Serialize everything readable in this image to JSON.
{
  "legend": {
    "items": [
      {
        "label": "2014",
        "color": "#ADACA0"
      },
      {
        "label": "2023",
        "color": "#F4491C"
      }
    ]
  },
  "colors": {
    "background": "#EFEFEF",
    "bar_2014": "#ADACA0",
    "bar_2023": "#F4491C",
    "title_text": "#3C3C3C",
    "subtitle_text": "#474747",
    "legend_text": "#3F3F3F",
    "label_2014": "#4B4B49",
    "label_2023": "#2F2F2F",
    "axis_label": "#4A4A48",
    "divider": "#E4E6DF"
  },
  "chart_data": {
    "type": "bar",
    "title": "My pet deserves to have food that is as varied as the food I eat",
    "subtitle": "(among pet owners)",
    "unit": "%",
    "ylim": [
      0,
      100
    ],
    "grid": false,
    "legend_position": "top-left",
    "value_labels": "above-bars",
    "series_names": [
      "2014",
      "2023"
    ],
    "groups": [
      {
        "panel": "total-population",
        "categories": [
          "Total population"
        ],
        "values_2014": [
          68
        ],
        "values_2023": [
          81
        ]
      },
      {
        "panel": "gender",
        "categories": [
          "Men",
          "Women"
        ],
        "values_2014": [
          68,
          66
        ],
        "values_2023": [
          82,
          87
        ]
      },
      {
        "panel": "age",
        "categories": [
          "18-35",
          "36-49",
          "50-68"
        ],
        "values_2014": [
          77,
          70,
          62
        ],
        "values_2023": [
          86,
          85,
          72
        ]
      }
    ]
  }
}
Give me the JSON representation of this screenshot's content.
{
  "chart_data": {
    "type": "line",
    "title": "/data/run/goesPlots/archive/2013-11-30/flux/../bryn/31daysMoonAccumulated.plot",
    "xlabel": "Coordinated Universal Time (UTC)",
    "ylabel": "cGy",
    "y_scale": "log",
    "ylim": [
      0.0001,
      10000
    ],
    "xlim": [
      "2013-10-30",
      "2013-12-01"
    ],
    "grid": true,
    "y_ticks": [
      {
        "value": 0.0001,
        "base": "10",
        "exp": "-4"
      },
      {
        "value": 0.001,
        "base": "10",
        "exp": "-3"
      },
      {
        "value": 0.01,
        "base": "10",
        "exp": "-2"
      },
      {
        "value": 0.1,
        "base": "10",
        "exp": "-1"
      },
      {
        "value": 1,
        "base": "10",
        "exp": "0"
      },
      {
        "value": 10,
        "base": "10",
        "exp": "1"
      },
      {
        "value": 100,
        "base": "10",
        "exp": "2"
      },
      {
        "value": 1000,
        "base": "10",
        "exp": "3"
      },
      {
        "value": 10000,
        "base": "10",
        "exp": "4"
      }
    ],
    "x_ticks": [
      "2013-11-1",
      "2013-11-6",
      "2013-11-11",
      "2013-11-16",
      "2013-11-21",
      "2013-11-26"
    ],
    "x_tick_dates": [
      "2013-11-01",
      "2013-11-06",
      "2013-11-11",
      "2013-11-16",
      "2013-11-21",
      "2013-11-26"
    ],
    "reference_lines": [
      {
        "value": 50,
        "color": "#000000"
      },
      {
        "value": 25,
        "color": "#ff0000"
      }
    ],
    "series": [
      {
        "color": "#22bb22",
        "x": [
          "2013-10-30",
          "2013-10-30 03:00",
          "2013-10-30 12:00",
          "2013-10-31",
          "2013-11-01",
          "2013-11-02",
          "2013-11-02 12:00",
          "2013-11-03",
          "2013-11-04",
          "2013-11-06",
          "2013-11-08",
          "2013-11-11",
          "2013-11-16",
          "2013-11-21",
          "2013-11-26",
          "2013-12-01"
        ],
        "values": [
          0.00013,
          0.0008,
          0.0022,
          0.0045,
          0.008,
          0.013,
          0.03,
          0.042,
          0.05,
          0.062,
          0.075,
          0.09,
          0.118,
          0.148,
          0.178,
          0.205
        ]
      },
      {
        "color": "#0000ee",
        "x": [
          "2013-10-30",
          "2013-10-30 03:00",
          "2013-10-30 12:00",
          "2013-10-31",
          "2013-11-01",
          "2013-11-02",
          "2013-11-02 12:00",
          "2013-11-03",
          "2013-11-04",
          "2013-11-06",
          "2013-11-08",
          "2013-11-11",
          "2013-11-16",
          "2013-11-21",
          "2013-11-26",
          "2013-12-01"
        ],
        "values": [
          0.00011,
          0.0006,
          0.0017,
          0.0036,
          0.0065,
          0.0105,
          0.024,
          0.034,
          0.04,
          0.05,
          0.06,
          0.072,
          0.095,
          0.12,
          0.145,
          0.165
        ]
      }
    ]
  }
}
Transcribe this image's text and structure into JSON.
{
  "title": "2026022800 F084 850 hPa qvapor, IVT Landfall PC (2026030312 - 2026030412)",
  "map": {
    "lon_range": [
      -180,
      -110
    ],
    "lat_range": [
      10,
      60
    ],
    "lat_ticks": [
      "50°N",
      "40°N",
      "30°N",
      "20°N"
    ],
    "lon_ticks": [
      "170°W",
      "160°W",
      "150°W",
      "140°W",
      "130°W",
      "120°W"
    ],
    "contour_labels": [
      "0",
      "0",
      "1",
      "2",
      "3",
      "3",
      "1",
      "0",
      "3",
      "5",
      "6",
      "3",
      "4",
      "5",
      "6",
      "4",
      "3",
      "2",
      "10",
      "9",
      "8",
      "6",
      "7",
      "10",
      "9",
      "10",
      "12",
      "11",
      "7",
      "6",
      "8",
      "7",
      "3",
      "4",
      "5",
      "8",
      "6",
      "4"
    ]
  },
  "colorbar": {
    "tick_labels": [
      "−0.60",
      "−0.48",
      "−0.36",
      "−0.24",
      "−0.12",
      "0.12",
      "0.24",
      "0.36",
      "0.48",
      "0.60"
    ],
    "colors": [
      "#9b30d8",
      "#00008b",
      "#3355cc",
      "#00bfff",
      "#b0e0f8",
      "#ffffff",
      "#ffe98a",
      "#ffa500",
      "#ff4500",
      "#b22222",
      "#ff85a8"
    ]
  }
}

━━━

## Required work:
From the records above, extract each line exactly as shown.

## Written solution:
Serialize everything readable in this image to JSON.
{
  "legend": {
    "items": [
      {
        "label": "2014",
        "color": "#ADACA0"
      },
      {
        "label": "2023",
        "color": "#F4491C"
      }
    ]
  },
  "colors": {
    "background": "#EFEFEF",
    "bar_2014": "#ADACA0",
    "bar_2023": "#F4491C",
    "title_text": "#3C3C3C",
    "subtitle_text": "#474747",
    "legend_text": "#3F3F3F",
    "label_2014": "#4B4B49",
    "label_2023": "#2F2F2F",
    "axis_label": "#4A4A48",
    "divider": "#E4E6DF"
  },
  "chart_data": {
    "type": "bar",
    "title": "My pet deserves to have food that is as varied as the food I eat",
    "subtitle": "(among pet owners)",
    "unit": "%",
    "ylim": [
      0,
      100
    ],
    "grid": false,
    "legend_position": "top-left",
    "value_labels": "above-bars",
    "series_names": [
      "2014",
      "2023"
    ],
    "groups": [
      {
        "panel": "total-population",
        "categories": [
          "Total population"
        ],
        "values_2014": [
          68
        ],
        "values_2023": [
          81
        ]
      },
      {
        "panel": "gender",
        "categories": [
          "Men",
          "Women"
        ],
        "values_2014": [
          68,
          66
        ],
        "values_2023": [
          82,
          87
        ]
      },
      {
        "panel": "age",
        "categories": [
          "18-35",
          "36-49",
          "50-68"
        ],
        "values_2014": [
          77,
          70,
          62
        ],
        "values_2023": [
          86,
          85,
          72
        ]
      }
    ]
  }
}
Give me the JSON representation of this screenshot's content.
{
  "chart_data": {
    "type": "line",
    "title": "/data/run/goesPlots/archive/2013-11-30/flux/../bryn/31daysMoonAccumulated.plot",
    "xlabel": "Coordinated Universal Time (UTC)",
    "ylabel": "cGy",
    "y_scale": "log",
    "ylim": [
      0.0001,
      10000
    ],
    "xlim": [
      "2013-10-30",
      "2013-12-01"
    ],
    "grid": true,
    "y_ticks": [
      {
        "value": 0.0001,
        "base": "10",
        "exp": "-4"
      },
      {
        "value": 0.001,
        "base": "10",
        "exp": "-3"
      },
      {
        "value": 0.01,
        "base": "10",
        "exp": "-2"
      },
      {
        "value": 0.1,
        "base": "10",
        "exp": "-1"
      },
      {
        "value": 1,
        "base": "10",
        "exp": "0"
      },
      {
        "value": 10,
        "base": "10",
        "exp": "1"
      },
      {
        "value": 100,
        "base": "10",
        "exp": "2"
      },
      {
        "value": 1000,
        "base": "10",
        "exp": "3"
      },
      {
        "value": 10000,
        "base": "10",
        "exp": "4"
      }
    ],
    "x_ticks": [
      "2013-11-1",
      "2013-11-6",
      "2013-11-11",
      "2013-11-16",
      "2013-11-21",
      "2013-11-26"
    ],
    "x_tick_dates": [
      "2013-11-01",
      "2013-11-06",
      "2013-11-11",
      "2013-11-16",
      "2013-11-21",
      "2013-11-26"
    ],
    "reference_lines": [
      {
        "value": 50,
        "color": "#000000"
      },
      {
        "value": 25,
        "color": "#ff0000"
      }
    ],
    "series": [
      {
        "color": "#22bb22",
        "x": [
          "2013-10-30",
          "2013-10-30 03:00",
          "2013-10-30 12:00",
          "2013-10-31",
          "2013-11-01",
          "2013-11-02",
          "2013-11-02 12:00",
          "2013-11-03",
          "2013-11-04",
          "2013-11-06",
          "2013-11-08",
          "2013-11-11",
          "2013-11-16",
          "2013-11-21",
          "2013-11-26",
          "2013-12-01"
        ],
        "values": [
          0.00013,
          0.0008,
          0.0022,
          0.0045,
          0.008,
          0.013,
          0.03,
          0.042,
          0.05,
          0.062,
          0.075,
          0.09,
          0.118,
          0.148,
          0.178,
          0.205
        ]
      },
      {
        "color": "#0000ee",
        "x": [
          "2013-10-30",
          "2013-10-30 03:00",
          "2013-10-30 12:00",
          "2013-10-31",
          "2013-11-01",
          "2013-11-02",
          "2013-11-02 12:00",
          "2013-11-03",
          "2013-11-04",
          "2013-11-06",
          "2013-11-08",
          "2013-11-11",
          "2013-11-16",
          "2013-11-21",
          "2013-11-26",
          "2013-12-01"
        ],
        "values": [
          0.00011,
          0.0006,
          0.0017,
          0.0036,
          0.0065,
          0.0105,
          0.024,
          0.034,
          0.04,
          0.05,
          0.06,
          0.072,
          0.095,
          0.12,
          0.145,
          0.165
        ]
      }
    ]
  }
}
Transcribe this image's text and structure into JSON.
{
  "title": "2026022800 F084 850 hPa qvapor, IVT Landfall PC (2026030312 - 2026030412)",
  "map": {
    "lon_range": [
      -180,
      -110
    ],
    "lat_range": [
      10,
      60
    ],
    "lat_ticks": [
      "50°N",
      "40°N",
      "30°N",
      "20°N"
    ],
    "lon_ticks": [
      "170°W",
      "160°W",
      "150°W",
      "140°W",
      "130°W",
      "120°W"
    ],
    "contour_labels": [
      "0",
      "0",
      "1",
      "2",
      "3",
      "3",
      "1",
      "0",
      "3",
      "5",
      "6",
      "3",
      "4",
      "5",
      "6",
      "4",
      "3",
      "2",
      "10",
      "9",
      "8",
      "6",
      "7",
      "10",
      "9",
      "10",
      "12",
      "11",
      "7",
      "6",
      "8",
      "7",
      "3",
      "4",
      "5",
      "8",
      "6",
      "4"
    ]
  },
  "colorbar": {
    "tick_labels": [
      "−0.60",
      "−0.48",
      "−0.36",
      "−0.24",
      "−0.12",
      "0.12",
      "0.24",
      "0.36",
      "0.48",
      "0.60"
    ],
    "colors": [
      "#9b30d8",
      "#00008b",
      "#3355cc",
      "#00bfff",
      "#b0e0f8",
      "#ffffff",
      "#ffe98a",
      "#ffa500",
      "#ff4500",
      "#b22222",
      "#ff85a8"
    ]
  }
}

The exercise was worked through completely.